## WORK TO COMPLETE
Check each line of the material below, and copy it if it holds the string "will".

## DATA EXCERPTS
================
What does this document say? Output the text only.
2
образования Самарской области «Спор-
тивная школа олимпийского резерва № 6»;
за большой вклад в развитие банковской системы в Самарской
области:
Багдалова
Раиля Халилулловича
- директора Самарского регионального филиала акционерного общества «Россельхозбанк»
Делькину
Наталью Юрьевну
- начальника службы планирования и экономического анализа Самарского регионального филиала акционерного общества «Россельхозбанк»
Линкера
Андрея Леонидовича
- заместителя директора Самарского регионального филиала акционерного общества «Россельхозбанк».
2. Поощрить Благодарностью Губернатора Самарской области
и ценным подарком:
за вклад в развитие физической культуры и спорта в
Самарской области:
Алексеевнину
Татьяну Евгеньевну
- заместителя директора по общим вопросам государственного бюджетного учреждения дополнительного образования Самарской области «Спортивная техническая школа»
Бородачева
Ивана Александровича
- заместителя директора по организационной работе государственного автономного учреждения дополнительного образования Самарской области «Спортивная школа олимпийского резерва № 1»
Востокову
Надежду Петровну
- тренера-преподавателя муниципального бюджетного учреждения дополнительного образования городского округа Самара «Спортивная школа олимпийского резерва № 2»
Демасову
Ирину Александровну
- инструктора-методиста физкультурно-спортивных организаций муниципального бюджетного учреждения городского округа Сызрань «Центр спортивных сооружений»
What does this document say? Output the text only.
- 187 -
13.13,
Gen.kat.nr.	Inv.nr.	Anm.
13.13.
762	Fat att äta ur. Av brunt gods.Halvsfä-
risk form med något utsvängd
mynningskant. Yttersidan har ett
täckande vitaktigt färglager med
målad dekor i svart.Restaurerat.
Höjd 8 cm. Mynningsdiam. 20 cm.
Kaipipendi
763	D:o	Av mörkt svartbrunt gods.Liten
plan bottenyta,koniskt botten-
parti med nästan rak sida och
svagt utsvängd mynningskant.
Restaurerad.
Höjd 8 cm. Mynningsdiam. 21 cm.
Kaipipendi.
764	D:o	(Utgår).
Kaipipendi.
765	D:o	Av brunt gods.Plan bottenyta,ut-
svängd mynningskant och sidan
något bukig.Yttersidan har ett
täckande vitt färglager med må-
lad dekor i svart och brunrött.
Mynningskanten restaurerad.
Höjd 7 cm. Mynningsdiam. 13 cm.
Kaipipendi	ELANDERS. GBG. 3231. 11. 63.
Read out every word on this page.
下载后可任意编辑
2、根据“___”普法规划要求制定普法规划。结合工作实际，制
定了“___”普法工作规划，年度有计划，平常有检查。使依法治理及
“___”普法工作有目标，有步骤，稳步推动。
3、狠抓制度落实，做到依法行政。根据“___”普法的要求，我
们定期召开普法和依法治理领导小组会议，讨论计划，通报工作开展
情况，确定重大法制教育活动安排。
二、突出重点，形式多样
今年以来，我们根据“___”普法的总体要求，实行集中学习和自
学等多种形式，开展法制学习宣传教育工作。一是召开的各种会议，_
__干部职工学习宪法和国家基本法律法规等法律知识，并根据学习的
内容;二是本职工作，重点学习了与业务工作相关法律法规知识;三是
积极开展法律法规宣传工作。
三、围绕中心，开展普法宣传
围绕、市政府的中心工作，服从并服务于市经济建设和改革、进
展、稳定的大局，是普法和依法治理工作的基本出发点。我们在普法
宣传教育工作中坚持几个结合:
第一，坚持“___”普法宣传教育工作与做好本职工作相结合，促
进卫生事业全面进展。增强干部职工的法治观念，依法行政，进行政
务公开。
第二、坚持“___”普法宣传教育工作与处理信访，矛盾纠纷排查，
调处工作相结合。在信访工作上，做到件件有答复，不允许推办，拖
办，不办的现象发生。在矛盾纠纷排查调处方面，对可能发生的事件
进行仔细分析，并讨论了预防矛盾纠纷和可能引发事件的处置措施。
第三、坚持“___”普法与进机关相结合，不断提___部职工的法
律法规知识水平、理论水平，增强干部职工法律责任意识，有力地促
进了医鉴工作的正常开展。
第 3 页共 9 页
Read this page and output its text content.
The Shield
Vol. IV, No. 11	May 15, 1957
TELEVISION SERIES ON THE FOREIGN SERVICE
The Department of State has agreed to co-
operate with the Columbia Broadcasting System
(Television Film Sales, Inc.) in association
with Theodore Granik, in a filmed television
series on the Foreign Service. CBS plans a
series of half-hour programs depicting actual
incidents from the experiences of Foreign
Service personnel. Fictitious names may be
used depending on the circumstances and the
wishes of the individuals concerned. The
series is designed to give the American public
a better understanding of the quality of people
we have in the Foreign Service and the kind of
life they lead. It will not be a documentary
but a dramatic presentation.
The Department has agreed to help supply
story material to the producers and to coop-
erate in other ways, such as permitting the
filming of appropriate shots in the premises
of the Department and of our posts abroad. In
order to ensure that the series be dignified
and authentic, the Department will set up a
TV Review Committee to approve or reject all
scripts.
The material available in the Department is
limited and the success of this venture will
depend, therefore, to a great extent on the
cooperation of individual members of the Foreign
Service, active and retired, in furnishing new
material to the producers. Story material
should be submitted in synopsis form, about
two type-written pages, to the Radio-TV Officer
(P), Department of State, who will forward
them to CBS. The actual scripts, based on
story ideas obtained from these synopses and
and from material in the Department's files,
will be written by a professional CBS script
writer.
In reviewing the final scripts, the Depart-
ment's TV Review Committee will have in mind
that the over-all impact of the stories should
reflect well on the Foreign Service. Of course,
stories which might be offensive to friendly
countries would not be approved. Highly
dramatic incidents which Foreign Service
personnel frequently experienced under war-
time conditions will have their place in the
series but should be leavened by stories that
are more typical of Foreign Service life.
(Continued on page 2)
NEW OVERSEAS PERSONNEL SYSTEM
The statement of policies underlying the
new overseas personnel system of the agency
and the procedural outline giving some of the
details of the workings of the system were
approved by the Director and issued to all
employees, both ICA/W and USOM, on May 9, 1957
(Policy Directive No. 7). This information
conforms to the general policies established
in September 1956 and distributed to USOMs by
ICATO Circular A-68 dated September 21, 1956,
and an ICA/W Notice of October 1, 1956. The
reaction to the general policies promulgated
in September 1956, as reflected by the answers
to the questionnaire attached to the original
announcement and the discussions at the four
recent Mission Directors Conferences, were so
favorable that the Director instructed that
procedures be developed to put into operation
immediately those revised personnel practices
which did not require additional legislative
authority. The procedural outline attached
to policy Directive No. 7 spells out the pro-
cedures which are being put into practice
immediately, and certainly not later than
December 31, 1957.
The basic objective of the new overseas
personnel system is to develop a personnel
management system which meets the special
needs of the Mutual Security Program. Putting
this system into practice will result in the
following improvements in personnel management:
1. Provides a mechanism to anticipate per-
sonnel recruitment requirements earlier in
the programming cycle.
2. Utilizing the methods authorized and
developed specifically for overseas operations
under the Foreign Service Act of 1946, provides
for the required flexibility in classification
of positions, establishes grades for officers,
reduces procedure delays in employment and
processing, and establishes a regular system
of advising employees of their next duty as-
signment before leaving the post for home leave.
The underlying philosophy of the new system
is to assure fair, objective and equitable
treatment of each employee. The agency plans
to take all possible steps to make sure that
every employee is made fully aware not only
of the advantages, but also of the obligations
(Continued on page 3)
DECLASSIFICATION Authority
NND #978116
================
## WRITTEN ANSWER
life they lead. It will not be a documentary
and authentic, the Department will set up a
limited and the success of this venture will
(P), Department of State, who will forward
will be written by a professional CBS script
ment's TV Review Committee will have in mind
time conditions will have their place in the
this system into practice will result in the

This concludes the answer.